### GIVEN TASK
From the listing below, pull each line that includes "provides".

### STORED ROWS
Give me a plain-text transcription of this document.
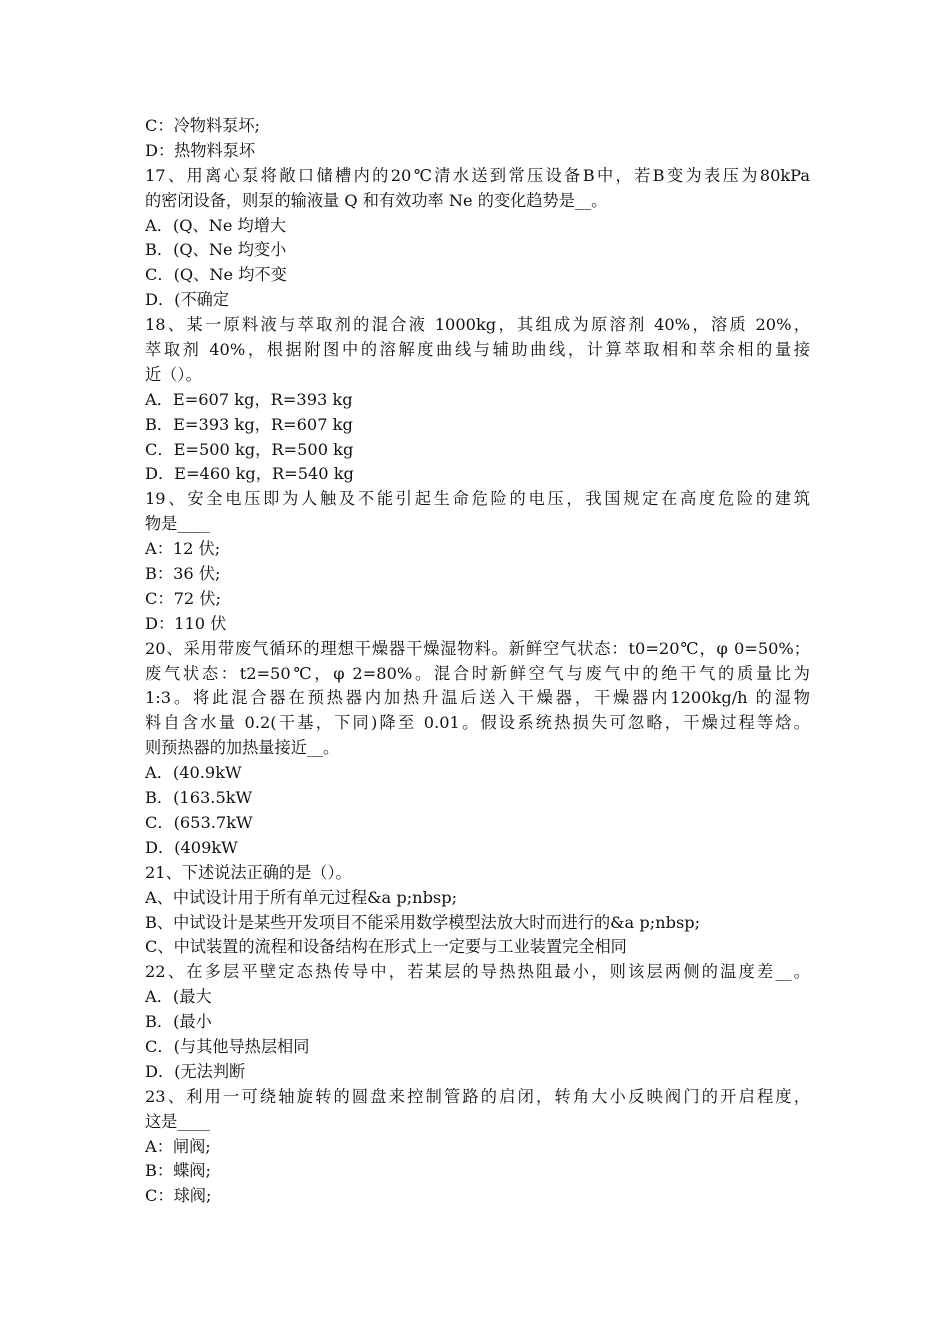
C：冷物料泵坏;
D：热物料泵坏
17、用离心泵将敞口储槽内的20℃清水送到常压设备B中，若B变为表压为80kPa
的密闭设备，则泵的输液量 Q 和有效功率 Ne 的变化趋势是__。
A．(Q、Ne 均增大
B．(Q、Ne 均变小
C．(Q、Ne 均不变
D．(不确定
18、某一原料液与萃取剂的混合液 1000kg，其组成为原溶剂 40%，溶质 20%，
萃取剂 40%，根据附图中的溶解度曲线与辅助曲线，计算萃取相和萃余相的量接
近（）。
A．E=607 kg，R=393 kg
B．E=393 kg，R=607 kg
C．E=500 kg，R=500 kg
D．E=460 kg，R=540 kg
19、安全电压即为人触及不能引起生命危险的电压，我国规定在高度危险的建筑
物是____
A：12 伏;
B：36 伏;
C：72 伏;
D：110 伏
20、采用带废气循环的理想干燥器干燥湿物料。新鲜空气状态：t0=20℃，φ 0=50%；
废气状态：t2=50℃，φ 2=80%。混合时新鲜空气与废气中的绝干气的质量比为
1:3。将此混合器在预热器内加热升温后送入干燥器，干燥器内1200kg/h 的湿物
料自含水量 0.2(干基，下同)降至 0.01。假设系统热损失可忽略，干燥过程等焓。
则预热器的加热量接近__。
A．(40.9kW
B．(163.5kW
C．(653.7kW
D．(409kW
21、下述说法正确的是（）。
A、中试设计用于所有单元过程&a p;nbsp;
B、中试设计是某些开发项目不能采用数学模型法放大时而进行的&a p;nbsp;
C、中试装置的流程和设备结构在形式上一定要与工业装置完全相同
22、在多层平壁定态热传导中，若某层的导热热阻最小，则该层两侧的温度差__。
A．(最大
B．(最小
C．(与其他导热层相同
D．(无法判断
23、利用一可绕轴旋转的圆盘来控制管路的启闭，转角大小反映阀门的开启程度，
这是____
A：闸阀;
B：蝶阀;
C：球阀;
* * *
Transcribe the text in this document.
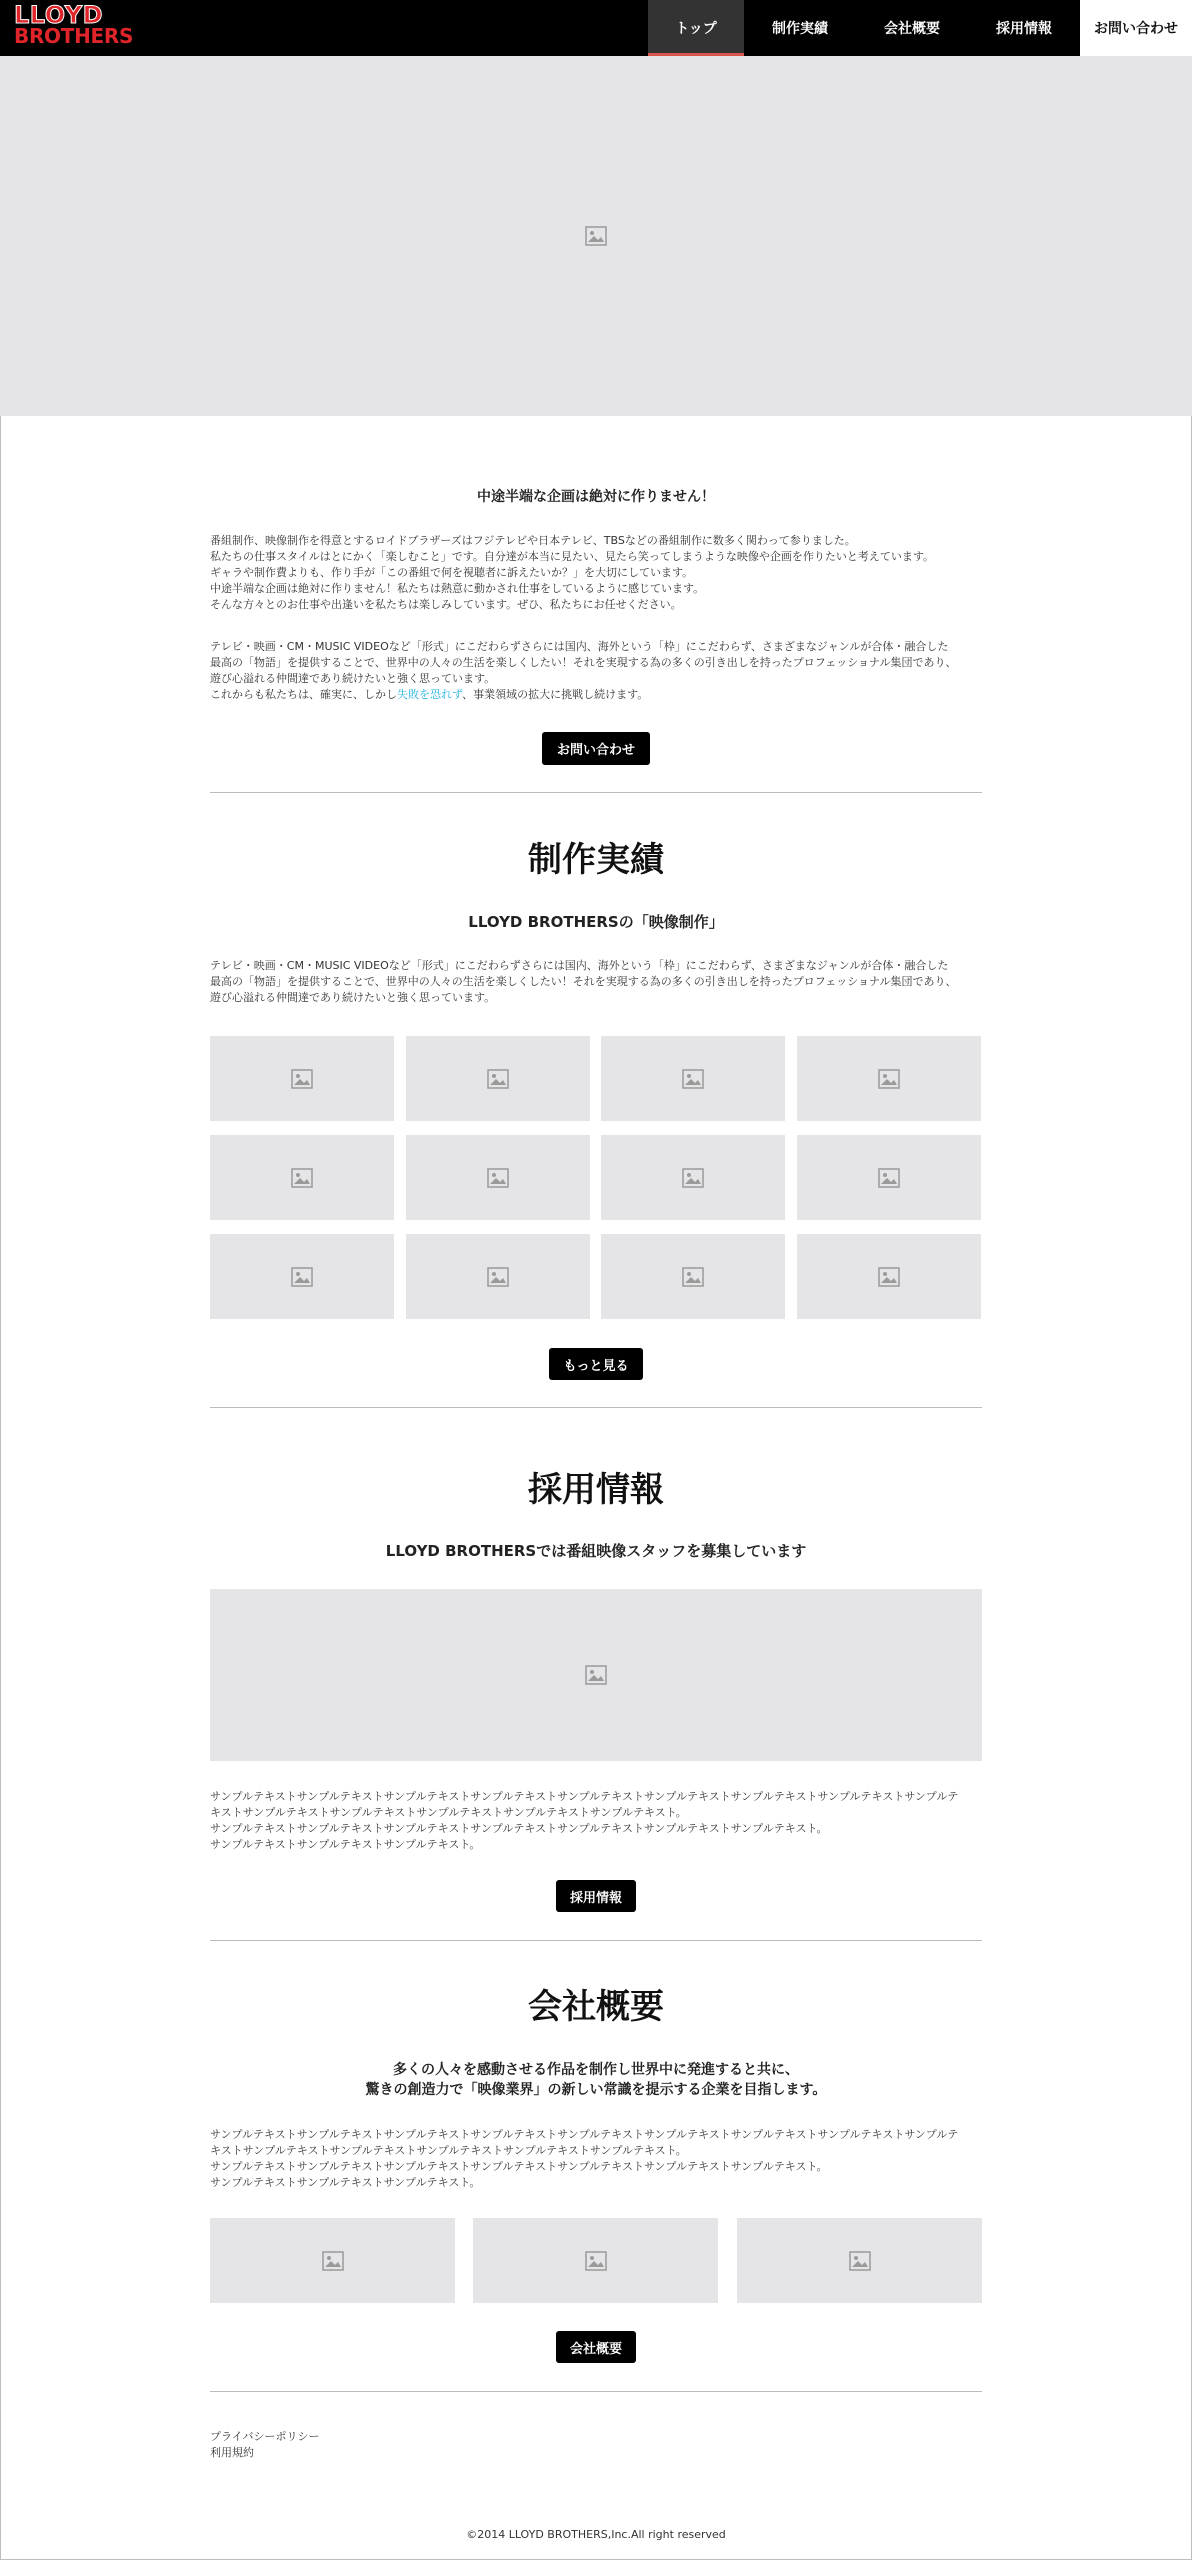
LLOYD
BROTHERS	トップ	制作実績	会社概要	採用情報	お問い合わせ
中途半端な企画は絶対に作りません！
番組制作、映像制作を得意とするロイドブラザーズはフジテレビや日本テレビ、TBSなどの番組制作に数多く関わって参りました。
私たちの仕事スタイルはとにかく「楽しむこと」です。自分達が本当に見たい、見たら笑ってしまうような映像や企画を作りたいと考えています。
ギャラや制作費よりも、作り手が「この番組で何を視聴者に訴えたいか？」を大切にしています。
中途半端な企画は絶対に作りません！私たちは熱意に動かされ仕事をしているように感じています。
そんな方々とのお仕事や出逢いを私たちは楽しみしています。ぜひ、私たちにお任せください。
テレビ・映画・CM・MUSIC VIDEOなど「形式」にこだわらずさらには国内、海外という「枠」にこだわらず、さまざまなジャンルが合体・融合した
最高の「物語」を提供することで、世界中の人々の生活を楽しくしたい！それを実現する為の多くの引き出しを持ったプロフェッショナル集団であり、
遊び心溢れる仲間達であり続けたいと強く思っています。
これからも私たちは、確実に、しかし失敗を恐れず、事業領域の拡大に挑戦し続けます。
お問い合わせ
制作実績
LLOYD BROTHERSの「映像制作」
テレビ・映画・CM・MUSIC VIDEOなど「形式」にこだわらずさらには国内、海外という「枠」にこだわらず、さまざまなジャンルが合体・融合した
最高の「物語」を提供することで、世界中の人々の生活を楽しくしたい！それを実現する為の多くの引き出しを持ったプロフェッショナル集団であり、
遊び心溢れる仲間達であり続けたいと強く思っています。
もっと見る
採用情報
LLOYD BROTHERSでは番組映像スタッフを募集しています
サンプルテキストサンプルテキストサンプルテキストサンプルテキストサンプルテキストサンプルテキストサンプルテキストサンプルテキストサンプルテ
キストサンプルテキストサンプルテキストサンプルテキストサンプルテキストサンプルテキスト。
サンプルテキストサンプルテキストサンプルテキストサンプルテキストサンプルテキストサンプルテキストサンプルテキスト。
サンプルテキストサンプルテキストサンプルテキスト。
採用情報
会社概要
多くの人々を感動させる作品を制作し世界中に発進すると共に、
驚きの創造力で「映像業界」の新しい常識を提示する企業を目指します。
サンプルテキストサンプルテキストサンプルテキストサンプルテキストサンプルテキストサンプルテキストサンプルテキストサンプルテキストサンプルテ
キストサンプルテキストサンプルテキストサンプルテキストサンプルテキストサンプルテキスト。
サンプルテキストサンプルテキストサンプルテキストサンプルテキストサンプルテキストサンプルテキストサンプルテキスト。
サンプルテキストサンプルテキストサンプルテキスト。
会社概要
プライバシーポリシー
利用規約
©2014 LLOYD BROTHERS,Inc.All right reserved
---
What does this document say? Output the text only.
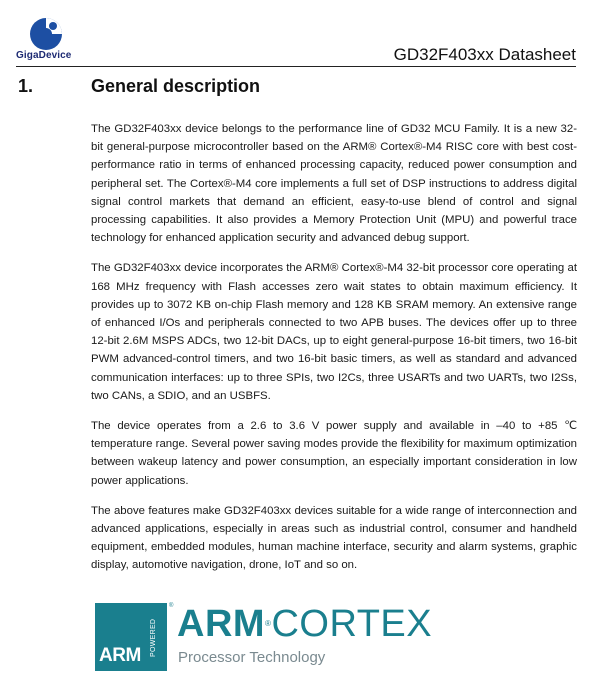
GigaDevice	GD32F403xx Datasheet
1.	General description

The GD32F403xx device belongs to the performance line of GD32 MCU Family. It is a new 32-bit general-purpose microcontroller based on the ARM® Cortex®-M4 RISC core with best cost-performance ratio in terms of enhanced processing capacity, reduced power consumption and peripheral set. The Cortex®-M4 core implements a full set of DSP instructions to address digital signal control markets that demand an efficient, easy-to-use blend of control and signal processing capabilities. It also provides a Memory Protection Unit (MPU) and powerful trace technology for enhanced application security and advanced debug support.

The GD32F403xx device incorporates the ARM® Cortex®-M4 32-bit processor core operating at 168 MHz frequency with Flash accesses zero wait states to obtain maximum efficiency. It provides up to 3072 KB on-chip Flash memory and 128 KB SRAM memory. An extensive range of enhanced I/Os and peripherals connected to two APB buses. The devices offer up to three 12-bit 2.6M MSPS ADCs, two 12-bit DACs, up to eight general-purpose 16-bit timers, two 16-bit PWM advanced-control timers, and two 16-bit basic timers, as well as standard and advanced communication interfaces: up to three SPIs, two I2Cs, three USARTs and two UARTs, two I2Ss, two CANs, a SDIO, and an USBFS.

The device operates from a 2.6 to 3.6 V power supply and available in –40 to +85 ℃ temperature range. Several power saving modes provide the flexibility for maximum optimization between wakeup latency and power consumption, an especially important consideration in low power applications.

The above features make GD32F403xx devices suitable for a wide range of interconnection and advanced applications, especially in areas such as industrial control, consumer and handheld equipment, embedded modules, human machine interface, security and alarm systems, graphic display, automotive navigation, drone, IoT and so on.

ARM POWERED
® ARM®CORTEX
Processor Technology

### RESPONSE FOR THIS EXERCISE
The GD32F403xx device belongs to the performance line of GD32 MCU Family. It is a new 32-bit general-purpose microcontroller based on the ARM® Cortex®-M4 RISC core with best cost-performance ratio in terms of enhanced processing capacity, reduced power consumption and peripheral set. The Cortex®-M4 core implements a full set of DSP instructions to address digital signal control markets that demand an efficient, easy-to-use blend of control and signal processing capabilities. It also provides a Memory Protection Unit (MPU) and powerful trace technology for enhanced application security and advanced debug support.
The GD32F403xx device incorporates the ARM® Cortex®-M4 32-bit processor core operating at 168 MHz frequency with Flash accesses zero wait states to obtain maximum efficiency. It provides up to 3072 KB on-chip Flash memory and 128 KB SRAM memory. An extensive range of enhanced I/Os and peripherals connected to two APB buses. The devices offer up to three 12-bit 2.6M MSPS ADCs, two 12-bit DACs, up to eight general-purpose 16-bit timers, two 16-bit PWM advanced-control timers, and two 16-bit basic timers, as well as standard and advanced communication interfaces: up to three SPIs, two I2Cs, three USARTs and two UARTs, two I2Ss, two CANs, a SDIO, and an USBFS.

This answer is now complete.